Exercise:
Quote the line containing "Extract all readable text from this page." and all lines that follow it in the listing below, exactly as written.

************

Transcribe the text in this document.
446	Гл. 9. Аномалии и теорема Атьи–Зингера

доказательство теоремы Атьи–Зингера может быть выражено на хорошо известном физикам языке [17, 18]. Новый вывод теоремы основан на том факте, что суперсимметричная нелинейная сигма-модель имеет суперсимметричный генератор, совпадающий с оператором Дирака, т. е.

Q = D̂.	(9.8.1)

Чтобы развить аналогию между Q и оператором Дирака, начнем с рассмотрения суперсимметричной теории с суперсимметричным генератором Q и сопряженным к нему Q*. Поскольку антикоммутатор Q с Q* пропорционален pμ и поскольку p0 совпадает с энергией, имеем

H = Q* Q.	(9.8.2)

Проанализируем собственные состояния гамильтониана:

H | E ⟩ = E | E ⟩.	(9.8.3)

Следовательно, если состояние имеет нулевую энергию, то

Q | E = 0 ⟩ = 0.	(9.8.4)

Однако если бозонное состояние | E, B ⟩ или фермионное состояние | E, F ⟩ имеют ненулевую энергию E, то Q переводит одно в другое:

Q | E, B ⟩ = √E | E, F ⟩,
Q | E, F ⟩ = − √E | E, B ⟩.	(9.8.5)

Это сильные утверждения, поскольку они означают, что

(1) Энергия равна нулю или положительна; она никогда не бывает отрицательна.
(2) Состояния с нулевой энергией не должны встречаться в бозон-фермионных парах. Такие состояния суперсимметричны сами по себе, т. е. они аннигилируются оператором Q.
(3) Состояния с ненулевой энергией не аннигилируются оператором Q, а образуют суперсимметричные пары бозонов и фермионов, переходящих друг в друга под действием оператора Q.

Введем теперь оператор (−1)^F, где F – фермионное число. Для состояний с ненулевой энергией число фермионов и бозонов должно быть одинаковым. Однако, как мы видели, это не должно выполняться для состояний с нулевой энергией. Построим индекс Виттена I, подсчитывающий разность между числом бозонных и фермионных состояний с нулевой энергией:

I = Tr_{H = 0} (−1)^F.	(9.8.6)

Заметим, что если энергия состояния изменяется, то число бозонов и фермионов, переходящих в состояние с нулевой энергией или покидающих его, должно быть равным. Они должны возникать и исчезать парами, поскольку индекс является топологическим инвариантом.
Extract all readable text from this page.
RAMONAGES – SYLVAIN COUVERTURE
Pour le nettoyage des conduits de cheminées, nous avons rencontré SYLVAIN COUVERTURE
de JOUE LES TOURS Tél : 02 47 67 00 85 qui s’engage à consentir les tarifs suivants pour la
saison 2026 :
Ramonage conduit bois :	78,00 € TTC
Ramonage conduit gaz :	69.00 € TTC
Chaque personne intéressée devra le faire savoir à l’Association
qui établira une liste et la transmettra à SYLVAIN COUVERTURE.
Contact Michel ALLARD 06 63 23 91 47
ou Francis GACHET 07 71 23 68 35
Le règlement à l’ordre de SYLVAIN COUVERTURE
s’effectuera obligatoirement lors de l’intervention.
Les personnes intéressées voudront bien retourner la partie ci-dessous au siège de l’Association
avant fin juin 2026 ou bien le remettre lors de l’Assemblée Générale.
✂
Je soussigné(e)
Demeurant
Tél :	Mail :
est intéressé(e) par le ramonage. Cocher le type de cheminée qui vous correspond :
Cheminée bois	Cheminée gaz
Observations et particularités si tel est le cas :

************

The answer:
Extract all readable text from this page.
RAMONAGES – SYLVAIN COUVERTURE
Pour le nettoyage des conduits de cheminées, nous avons rencontré SYLVAIN COUVERTURE
de JOUE LES TOURS Tél : 02 47 67 00 85 qui s’engage à consentir les tarifs suivants pour la
saison 2026 :
Ramonage conduit bois :	78,00 € TTC
Ramonage conduit gaz :	69.00 € TTC
Chaque personne intéressée devra le faire savoir à l’Association
qui établira une liste et la transmettra à SYLVAIN COUVERTURE.
Contact Michel ALLARD 06 63 23 91 47
ou Francis GACHET 07 71 23 68 35
Le règlement à l’ordre de SYLVAIN COUVERTURE
s’effectuera obligatoirement lors de l’intervention.
Les personnes intéressées voudront bien retourner la partie ci-dessous au siège de l’Association
avant fin juin 2026 ou bien le remettre lors de l’Assemblée Générale.
✂
Je soussigné(e)
Demeurant
Tél :	Mail :
est intéressé(e) par le ramonage. Cocher le type de cheminée qui vous correspond :
Cheminée bois	Cheminée gaz
Observations et particularités si tel est le cas :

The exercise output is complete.